Supplied material:
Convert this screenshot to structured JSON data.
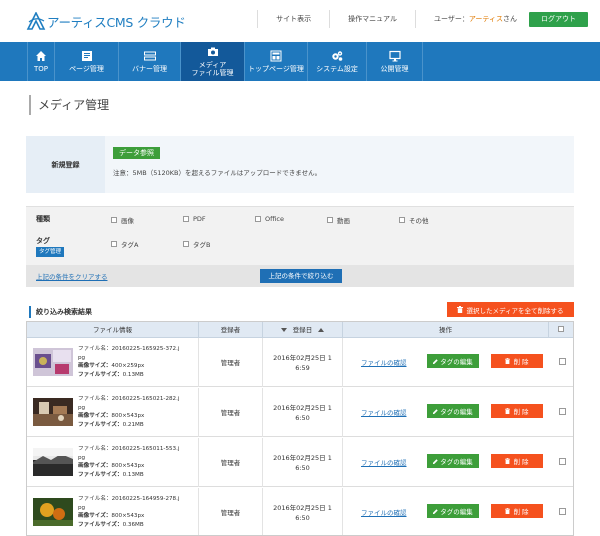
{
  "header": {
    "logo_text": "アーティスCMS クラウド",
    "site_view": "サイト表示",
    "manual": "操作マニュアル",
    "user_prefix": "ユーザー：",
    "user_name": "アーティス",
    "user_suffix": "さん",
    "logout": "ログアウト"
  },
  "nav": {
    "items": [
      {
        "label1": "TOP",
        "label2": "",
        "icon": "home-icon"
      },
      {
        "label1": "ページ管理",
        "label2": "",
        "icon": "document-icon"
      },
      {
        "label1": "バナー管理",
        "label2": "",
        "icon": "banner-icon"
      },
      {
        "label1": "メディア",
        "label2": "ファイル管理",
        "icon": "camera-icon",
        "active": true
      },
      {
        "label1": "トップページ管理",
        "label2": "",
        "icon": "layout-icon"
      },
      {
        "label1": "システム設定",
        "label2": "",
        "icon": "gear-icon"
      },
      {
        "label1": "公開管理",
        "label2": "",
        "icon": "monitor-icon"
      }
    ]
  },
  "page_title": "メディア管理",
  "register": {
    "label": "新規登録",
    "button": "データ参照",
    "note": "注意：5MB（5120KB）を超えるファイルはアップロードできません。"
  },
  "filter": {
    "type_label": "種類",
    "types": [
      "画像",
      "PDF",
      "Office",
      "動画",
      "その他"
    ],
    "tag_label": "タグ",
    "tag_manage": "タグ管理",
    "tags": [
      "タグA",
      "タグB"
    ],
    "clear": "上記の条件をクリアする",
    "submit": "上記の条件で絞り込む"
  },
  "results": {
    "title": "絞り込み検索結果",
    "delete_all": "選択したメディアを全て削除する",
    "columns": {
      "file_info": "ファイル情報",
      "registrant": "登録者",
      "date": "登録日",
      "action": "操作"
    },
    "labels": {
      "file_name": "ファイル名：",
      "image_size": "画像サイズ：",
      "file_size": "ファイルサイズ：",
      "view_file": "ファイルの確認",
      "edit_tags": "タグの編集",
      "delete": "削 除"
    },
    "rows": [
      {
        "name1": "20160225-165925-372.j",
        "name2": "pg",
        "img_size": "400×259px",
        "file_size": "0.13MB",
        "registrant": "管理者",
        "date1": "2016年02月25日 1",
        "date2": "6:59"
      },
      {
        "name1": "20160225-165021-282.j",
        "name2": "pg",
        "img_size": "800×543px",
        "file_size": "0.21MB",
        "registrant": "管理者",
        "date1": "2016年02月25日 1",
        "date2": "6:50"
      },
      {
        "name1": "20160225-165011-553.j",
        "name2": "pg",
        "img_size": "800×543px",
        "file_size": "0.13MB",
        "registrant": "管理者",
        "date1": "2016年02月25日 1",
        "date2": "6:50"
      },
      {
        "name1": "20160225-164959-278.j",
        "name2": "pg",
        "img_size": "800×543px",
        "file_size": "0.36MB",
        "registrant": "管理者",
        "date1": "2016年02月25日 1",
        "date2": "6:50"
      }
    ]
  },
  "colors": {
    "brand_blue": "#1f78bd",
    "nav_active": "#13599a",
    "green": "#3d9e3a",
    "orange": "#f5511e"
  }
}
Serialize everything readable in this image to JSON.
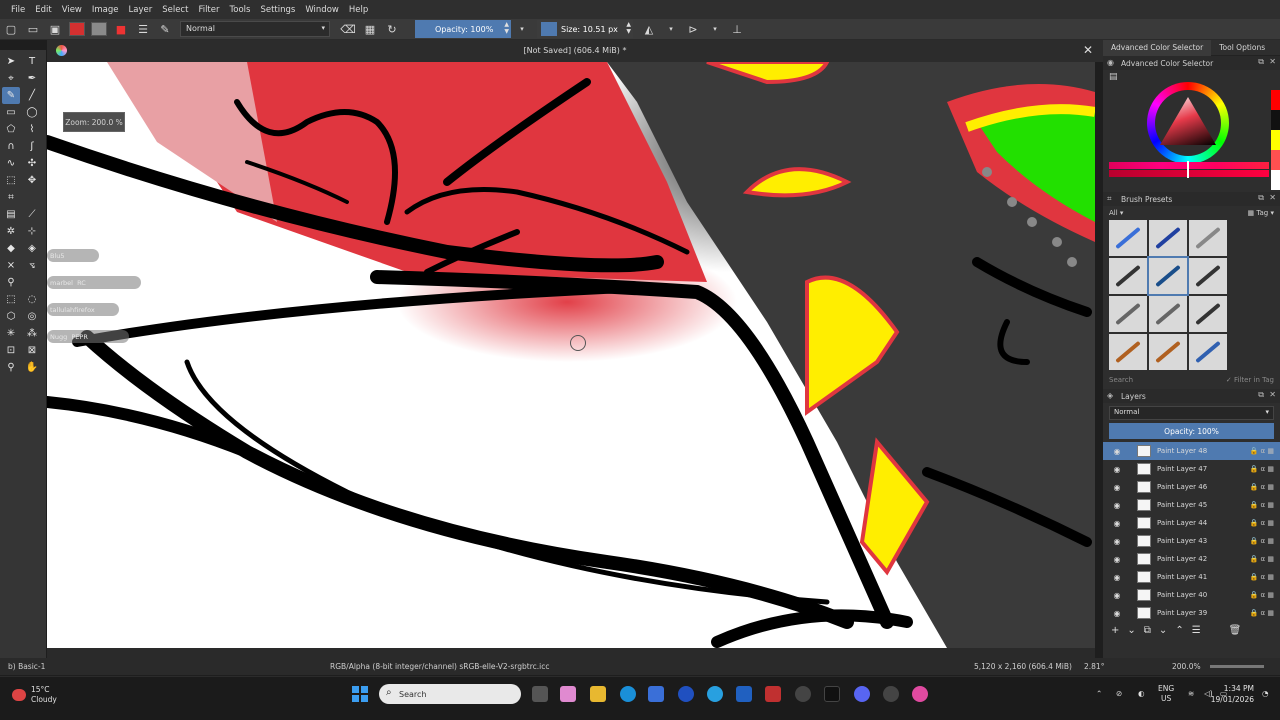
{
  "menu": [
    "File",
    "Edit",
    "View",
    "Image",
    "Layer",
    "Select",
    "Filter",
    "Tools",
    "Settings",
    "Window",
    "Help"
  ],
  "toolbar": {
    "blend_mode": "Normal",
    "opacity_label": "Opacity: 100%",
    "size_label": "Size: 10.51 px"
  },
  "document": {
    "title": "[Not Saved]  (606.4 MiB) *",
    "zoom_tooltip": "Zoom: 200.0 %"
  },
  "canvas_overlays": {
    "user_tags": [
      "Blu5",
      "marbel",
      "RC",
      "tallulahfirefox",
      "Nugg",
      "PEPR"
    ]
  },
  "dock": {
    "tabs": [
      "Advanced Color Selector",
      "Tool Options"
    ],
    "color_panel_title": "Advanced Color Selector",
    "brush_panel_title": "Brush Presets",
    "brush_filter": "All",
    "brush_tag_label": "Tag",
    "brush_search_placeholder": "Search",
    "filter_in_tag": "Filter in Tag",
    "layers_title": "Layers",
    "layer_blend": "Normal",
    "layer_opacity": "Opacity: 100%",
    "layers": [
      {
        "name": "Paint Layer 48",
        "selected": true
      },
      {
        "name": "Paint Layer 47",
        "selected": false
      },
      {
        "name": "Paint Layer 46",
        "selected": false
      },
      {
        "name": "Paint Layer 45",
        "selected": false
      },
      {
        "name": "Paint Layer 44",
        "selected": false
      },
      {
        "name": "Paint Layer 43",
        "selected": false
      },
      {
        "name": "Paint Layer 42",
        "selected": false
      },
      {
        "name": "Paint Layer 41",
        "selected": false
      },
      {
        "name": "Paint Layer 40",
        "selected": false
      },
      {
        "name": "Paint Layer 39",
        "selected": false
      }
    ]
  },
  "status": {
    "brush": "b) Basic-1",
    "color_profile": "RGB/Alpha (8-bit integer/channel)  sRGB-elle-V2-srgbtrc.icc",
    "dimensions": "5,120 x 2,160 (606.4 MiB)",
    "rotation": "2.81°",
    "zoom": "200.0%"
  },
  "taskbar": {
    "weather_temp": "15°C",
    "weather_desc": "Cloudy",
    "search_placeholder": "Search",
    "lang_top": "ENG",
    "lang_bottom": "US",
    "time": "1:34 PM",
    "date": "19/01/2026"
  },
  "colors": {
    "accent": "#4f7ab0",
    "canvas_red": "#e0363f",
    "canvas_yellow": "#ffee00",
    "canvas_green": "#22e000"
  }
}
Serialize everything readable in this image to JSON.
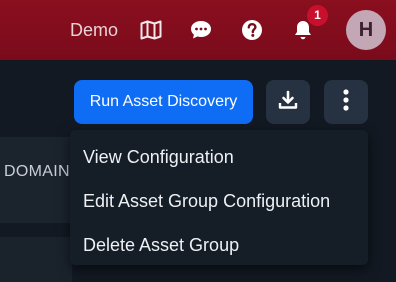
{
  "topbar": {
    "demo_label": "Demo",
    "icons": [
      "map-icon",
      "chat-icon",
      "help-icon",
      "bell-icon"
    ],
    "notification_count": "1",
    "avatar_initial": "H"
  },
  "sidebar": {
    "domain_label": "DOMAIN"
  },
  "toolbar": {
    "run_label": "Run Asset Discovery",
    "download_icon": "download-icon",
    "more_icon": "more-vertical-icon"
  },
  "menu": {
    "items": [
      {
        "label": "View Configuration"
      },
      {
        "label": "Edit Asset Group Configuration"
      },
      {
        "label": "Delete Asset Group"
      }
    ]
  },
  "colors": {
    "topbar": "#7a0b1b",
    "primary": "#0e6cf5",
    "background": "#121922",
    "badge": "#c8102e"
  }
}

What is being asked:
Transcribe the records verbatim and omit the images.

Result:
Convert this screenshot to structured JSON data.
{
  "header": {
    "logo_text": "アーティスCMS クラウド",
    "site_view": "サイト表示",
    "manual": "操作マニュアル",
    "user_prefix": "ユーザー：",
    "user_name": "アーティス",
    "user_suffix": "さん",
    "logout": "ログアウト"
  },
  "nav": {
    "items": [
      {
        "label1": "TOP",
        "label2": "",
        "icon": "home-icon"
      },
      {
        "label1": "ページ管理",
        "label2": "",
        "icon": "document-icon"
      },
      {
        "label1": "バナー管理",
        "label2": "",
        "icon": "banner-icon"
      },
      {
        "label1": "メディア",
        "label2": "ファイル管理",
        "icon": "camera-icon",
        "active": true
      },
      {
        "label1": "トップページ管理",
        "label2": "",
        "icon": "layout-icon"
      },
      {
        "label1": "システム設定",
        "label2": "",
        "icon": "gear-icon"
      },
      {
        "label1": "公開管理",
        "label2": "",
        "icon": "monitor-icon"
      }
    ]
  },
  "page_title": "メディア管理",
  "register": {
    "label": "新規登録",
    "button": "データ参照",
    "note": "注意：5MB（5120KB）を超えるファイルはアップロードできません。"
  },
  "filter": {
    "type_label": "種類",
    "types": [
      "画像",
      "PDF",
      "Office",
      "動画",
      "その他"
    ],
    "tag_label": "タグ",
    "tag_manage": "タグ管理",
    "tags": [
      "タグA",
      "タグB"
    ],
    "clear": "上記の条件をクリアする",
    "submit": "上記の条件で絞り込む"
  },
  "results": {
    "title": "絞り込み検索結果",
    "delete_all": "選択したメディアを全て削除する",
    "columns": {
      "file_info": "ファイル情報",
      "registrant": "登録者",
      "date": "登録日",
      "action": "操作"
    },
    "labels": {
      "file_name": "ファイル名：",
      "image_size": "画像サイズ：",
      "file_size": "ファイルサイズ：",
      "view_file": "ファイルの確認",
      "edit_tags": "タグの編集",
      "delete": "削 除"
    },
    "rows": [
      {
        "name1": "20160225-165925-372.j",
        "name2": "pg",
        "img_size": "400×259px",
        "file_size": "0.13MB",
        "registrant": "管理者",
        "date1": "2016年02月25日 1",
        "date2": "6:59"
      },
      {
        "name1": "20160225-165021-282.j",
        "name2": "pg",
        "img_size": "800×543px",
        "file_size": "0.21MB",
        "registrant": "管理者",
        "date1": "2016年02月25日 1",
        "date2": "6:50"
      },
      {
        "name1": "20160225-165011-553.j",
        "name2": "pg",
        "img_size": "800×543px",
        "file_size": "0.13MB",
        "registrant": "管理者",
        "date1": "2016年02月25日 1",
        "date2": "6:50"
      },
      {
        "name1": "20160225-164959-278.j",
        "name2": "pg",
        "img_size": "800×543px",
        "file_size": "0.36MB",
        "registrant": "管理者",
        "date1": "2016年02月25日 1",
        "date2": "6:50"
      }
    ]
  },
  "colors": {
    "brand_blue": "#1f78bd",
    "nav_active": "#13599a",
    "green": "#3d9e3a",
    "orange": "#f5511e"
  }
}
Serialize everything readable in this image to JSON.
{
  "menu": [
    "File",
    "Edit",
    "View",
    "Image",
    "Layer",
    "Select",
    "Filter",
    "Tools",
    "Settings",
    "Window",
    "Help"
  ],
  "toolbar": {
    "blend_mode": "Normal",
    "opacity_label": "Opacity: 100%",
    "size_label": "Size: 10.51 px"
  },
  "document": {
    "title": "[Not Saved]  (606.4 MiB) *",
    "zoom_tooltip": "Zoom: 200.0 %"
  },
  "canvas_overlays": {
    "user_tags": [
      "Blu5",
      "marbel",
      "RC",
      "tallulahfirefox",
      "Nugg",
      "PEPR"
    ]
  },
  "dock": {
    "tabs": [
      "Advanced Color Selector",
      "Tool Options"
    ],
    "color_panel_title": "Advanced Color Selector",
    "brush_panel_title": "Brush Presets",
    "brush_filter": "All",
    "brush_tag_label": "Tag",
    "brush_search_placeholder": "Search",
    "filter_in_tag": "Filter in Tag",
    "layers_title": "Layers",
    "layer_blend": "Normal",
    "layer_opacity": "Opacity: 100%",
    "layers": [
      {
        "name": "Paint Layer 48",
        "selected": true
      },
      {
        "name": "Paint Layer 47",
        "selected": false
      },
      {
        "name": "Paint Layer 46",
        "selected": false
      },
      {
        "name": "Paint Layer 45",
        "selected": false
      },
      {
        "name": "Paint Layer 44",
        "selected": false
      },
      {
        "name": "Paint Layer 43",
        "selected": false
      },
      {
        "name": "Paint Layer 42",
        "selected": false
      },
      {
        "name": "Paint Layer 41",
        "selected": false
      },
      {
        "name": "Paint Layer 40",
        "selected": false
      },
      {
        "name": "Paint Layer 39",
        "selected": false
      }
    ]
  },
  "status": {
    "brush": "b) Basic-1",
    "color_profile": "RGB/Alpha (8-bit integer/channel)  sRGB-elle-V2-srgbtrc.icc",
    "dimensions": "5,120 x 2,160 (606.4 MiB)",
    "rotation": "2.81°",
    "zoom": "200.0%"
  },
  "taskbar": {
    "weather_temp": "15°C",
    "weather_desc": "Cloudy",
    "search_placeholder": "Search",
    "lang_top": "ENG",
    "lang_bottom": "US",
    "time": "1:34 PM",
    "date": "19/01/2026"
  },
  "colors": {
    "accent": "#4f7ab0",
    "canvas_red": "#e0363f",
    "canvas_yellow": "#ffee00",
    "canvas_green": "#22e000"
  }
}
Serialize everything readable in this image to JSON.
{
  "topbar": {
    "demo_label": "Demo",
    "icons": [
      "map-icon",
      "chat-icon",
      "help-icon",
      "bell-icon"
    ],
    "notification_count": "1",
    "avatar_initial": "H"
  },
  "sidebar": {
    "domain_label": "DOMAIN"
  },
  "toolbar": {
    "run_label": "Run Asset Discovery",
    "download_icon": "download-icon",
    "more_icon": "more-vertical-icon"
  },
  "menu": {
    "items": [
      {
        "label": "View Configuration"
      },
      {
        "label": "Edit Asset Group Configuration"
      },
      {
        "label": "Delete Asset Group"
      }
    ]
  },
  "colors": {
    "topbar": "#7a0b1b",
    "primary": "#0e6cf5",
    "background": "#121922",
    "badge": "#c8102e"
  }
}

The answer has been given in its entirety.